> **Page extract**
Roy Chipman

Biographical details
- Born: April 24, 1939
- Died: August 10, 1997 (aged 58) Pittsburgh, Pennsylvania, U.S.

Coaching career (HC unless noted)
- 1968–1977: Hartwick
- 1977–1980: Lafayette
- 1980–1986: Pittsburgh

Head coaching record
- Overall: 326–160

Accomplishments and honors

Championships
- 2 Eastern 8 (1981–1982)

= Roy Chipman =

American basketball coach (1939–1997)

Leroy P. Chipman (April 24, 1939 – August 10, 1997) was an American basketball coach.

Chipman was the head coach at Hartwick. The Hawks advanced to the NCAA Division II Tournament seven times, including five consecutive bids from 1973 to 1977. He also served as athletic director while at Hartwick.

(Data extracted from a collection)

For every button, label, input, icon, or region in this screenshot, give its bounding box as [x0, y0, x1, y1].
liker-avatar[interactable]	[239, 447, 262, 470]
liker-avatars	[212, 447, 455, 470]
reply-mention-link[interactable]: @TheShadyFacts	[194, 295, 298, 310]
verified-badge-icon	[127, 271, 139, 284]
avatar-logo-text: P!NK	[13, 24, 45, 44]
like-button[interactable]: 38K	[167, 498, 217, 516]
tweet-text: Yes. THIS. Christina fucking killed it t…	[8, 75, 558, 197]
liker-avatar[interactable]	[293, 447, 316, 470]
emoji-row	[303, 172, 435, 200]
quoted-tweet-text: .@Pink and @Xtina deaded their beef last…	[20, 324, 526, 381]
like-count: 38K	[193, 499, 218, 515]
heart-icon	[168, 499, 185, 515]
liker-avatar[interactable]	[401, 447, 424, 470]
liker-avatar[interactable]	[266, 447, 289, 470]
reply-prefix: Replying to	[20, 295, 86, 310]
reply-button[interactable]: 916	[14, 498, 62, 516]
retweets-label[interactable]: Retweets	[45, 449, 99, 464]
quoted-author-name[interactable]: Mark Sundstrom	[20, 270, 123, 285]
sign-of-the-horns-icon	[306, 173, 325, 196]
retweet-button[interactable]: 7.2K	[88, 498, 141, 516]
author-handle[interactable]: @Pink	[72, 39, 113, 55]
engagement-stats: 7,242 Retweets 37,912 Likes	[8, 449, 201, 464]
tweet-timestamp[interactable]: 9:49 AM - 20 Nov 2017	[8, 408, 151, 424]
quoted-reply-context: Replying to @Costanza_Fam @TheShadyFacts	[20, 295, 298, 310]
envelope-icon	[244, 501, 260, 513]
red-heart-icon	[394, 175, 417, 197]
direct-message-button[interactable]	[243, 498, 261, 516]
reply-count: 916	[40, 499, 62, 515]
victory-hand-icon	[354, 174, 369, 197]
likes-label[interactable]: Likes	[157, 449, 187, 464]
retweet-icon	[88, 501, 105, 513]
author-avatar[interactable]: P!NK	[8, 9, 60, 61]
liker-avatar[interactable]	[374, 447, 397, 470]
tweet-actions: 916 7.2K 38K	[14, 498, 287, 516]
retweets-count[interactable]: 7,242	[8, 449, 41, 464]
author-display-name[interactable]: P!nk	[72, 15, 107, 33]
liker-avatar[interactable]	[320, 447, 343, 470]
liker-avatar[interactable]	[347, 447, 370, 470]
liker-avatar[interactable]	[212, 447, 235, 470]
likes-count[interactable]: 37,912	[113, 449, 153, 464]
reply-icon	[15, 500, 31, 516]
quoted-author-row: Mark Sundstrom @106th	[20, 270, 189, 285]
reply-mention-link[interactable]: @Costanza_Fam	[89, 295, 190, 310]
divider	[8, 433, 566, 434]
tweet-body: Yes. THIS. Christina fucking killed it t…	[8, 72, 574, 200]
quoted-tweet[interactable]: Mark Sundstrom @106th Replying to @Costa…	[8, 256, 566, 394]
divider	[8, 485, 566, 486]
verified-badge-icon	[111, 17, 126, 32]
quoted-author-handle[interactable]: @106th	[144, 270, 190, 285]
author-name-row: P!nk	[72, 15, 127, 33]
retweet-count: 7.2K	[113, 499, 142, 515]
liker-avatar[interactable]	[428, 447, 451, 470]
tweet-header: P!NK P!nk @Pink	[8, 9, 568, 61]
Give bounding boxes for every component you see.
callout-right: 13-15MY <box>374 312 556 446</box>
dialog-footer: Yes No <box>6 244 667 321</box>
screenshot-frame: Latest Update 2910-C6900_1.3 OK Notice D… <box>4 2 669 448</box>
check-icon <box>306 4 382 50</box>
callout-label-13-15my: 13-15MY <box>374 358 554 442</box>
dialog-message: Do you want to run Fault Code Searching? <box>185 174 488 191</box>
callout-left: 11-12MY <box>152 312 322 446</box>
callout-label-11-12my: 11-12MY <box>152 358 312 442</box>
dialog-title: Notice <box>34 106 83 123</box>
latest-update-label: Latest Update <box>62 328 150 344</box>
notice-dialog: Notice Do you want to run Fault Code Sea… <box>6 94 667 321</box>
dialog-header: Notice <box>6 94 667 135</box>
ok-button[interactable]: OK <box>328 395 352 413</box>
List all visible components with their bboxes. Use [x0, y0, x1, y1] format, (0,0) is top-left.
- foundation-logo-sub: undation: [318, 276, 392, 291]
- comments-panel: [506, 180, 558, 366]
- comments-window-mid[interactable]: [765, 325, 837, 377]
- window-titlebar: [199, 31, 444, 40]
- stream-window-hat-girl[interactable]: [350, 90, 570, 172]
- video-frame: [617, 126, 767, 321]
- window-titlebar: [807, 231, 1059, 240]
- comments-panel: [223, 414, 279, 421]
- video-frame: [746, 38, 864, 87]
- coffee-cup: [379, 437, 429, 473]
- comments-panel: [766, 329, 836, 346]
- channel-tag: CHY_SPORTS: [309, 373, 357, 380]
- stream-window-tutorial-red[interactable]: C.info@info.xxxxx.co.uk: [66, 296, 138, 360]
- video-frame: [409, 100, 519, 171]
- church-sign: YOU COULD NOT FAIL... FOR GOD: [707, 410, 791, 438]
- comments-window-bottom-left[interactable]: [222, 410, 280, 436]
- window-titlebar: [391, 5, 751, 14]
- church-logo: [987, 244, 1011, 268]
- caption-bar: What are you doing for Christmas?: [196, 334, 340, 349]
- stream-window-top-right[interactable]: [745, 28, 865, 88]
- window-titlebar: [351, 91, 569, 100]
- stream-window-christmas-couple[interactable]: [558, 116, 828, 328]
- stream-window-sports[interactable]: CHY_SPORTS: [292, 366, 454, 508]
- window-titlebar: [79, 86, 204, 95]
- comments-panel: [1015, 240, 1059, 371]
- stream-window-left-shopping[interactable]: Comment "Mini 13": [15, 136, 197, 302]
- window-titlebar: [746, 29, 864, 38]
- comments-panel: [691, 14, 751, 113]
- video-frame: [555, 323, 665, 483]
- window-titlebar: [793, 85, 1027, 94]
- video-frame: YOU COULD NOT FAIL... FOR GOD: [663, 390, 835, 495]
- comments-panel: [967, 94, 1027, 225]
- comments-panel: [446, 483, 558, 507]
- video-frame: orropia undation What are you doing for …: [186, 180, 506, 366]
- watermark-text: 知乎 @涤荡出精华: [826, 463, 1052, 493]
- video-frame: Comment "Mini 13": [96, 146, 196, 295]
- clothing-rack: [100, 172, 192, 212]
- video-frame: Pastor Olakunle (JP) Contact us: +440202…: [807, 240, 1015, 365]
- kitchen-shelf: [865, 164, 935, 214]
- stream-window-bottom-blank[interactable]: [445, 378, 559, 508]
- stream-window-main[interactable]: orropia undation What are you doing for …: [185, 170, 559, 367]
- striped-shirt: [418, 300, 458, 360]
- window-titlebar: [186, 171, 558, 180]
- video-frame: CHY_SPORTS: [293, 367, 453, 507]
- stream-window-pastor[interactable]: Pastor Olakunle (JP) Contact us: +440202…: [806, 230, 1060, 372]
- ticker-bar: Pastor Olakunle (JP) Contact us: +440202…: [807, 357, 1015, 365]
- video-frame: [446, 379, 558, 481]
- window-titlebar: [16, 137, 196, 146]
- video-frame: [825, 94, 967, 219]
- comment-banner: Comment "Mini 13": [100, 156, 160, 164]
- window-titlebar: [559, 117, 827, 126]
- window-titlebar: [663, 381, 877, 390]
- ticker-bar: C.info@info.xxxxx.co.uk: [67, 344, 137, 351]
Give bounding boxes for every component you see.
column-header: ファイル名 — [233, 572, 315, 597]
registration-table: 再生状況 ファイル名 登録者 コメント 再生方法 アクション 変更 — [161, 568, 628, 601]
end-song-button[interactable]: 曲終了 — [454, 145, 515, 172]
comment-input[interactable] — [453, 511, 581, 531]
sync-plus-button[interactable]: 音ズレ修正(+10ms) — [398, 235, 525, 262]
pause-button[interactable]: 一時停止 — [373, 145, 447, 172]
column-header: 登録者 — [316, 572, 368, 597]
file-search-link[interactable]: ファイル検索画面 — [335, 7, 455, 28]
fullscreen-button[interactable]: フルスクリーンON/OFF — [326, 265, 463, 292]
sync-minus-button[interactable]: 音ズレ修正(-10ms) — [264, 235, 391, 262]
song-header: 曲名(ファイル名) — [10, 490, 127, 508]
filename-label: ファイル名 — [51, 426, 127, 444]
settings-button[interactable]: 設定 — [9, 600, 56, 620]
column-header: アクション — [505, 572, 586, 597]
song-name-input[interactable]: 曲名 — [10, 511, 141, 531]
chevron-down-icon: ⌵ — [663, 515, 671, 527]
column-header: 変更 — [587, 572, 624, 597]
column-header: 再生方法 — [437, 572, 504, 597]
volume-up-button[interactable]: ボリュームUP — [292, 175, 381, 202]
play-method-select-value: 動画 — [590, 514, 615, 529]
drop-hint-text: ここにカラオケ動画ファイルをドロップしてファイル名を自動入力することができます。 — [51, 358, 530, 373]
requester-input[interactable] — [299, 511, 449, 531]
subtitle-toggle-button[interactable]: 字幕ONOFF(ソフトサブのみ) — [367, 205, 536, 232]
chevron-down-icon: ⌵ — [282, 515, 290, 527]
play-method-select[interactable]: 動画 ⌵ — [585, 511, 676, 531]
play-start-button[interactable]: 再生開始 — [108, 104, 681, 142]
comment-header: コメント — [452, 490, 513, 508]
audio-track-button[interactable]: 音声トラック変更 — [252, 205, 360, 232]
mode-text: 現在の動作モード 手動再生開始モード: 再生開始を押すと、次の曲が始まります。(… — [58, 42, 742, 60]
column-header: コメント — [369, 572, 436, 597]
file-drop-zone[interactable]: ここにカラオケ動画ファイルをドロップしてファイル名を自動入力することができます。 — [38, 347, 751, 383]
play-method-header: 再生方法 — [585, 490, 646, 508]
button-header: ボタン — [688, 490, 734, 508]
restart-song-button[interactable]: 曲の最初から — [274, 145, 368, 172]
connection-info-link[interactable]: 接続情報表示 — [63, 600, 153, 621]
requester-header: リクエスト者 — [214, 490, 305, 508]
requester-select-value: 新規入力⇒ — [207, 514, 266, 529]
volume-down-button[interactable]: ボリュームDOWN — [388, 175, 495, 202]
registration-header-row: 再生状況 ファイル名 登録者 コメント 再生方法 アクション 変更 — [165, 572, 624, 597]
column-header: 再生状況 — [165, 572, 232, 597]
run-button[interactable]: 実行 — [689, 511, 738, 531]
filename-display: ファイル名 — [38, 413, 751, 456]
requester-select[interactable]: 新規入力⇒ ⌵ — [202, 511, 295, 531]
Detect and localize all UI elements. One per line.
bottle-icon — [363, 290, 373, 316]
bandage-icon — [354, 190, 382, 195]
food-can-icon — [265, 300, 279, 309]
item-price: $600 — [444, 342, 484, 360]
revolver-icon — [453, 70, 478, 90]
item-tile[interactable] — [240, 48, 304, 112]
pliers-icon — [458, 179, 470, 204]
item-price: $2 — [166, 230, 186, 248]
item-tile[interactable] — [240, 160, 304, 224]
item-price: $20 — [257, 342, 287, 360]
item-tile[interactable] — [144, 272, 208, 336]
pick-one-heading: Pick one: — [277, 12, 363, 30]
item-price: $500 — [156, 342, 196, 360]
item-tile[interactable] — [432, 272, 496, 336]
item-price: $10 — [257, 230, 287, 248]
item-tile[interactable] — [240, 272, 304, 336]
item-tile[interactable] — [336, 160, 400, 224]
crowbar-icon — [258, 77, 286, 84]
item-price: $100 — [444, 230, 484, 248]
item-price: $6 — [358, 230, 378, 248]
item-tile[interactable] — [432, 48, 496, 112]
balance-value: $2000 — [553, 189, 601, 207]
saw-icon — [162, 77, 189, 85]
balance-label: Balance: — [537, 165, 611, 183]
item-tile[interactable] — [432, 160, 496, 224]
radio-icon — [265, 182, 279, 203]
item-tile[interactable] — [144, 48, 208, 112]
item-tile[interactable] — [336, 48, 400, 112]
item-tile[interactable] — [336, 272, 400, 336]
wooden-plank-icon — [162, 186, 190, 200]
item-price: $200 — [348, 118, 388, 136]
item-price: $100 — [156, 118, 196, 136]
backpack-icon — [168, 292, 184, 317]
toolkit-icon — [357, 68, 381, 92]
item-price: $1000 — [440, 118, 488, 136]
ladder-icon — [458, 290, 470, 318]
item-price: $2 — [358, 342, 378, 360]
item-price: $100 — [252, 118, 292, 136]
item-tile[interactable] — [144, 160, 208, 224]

> **Assigned task A**
Using the dates on the Roy Chipman page, explain why his age at death is given as 58.
> **Assigned task B**
Do these statements agree with the Roy Chipman page? Answer yes or no for each, and quote the deciding words. (i) Chipman coached at Lafayette before coaching at Pittsburgh. (ii) The Hawks reached the NCAA Division II Tournament five times in all. (iii) Chipman served as athletic director at Pittsburgh.
> **Assigned task C**
Update the Roy Chipman page by changing "consecutive" to "straight". Begin at the words "Chipman was the" and stop after "while at Hartwick.".
Answer using only the Roy Chipman page.

> **Problem solution A**
He was born on April 24, 1939, and died on August 10, 1997. His 1997 birthday had already passed when he died, so he was 58.

> **Problem solution B**
(i) Yes: "1977–1980: Lafayette" and "1980–1986: Pittsburgh".
(ii) No: "The Hawks advanced to the NCAA Division II Tournament seven times".
(iii) No: "He also served as athletic director while at Hartwick."

> **Problem solution C**
Chipman was the head coach at Hartwick. The Hawks advanced to the NCAA Division II Tournament seven times, including five straight bids from 1973 to 1977. He also served as athletic director while at Hartwick.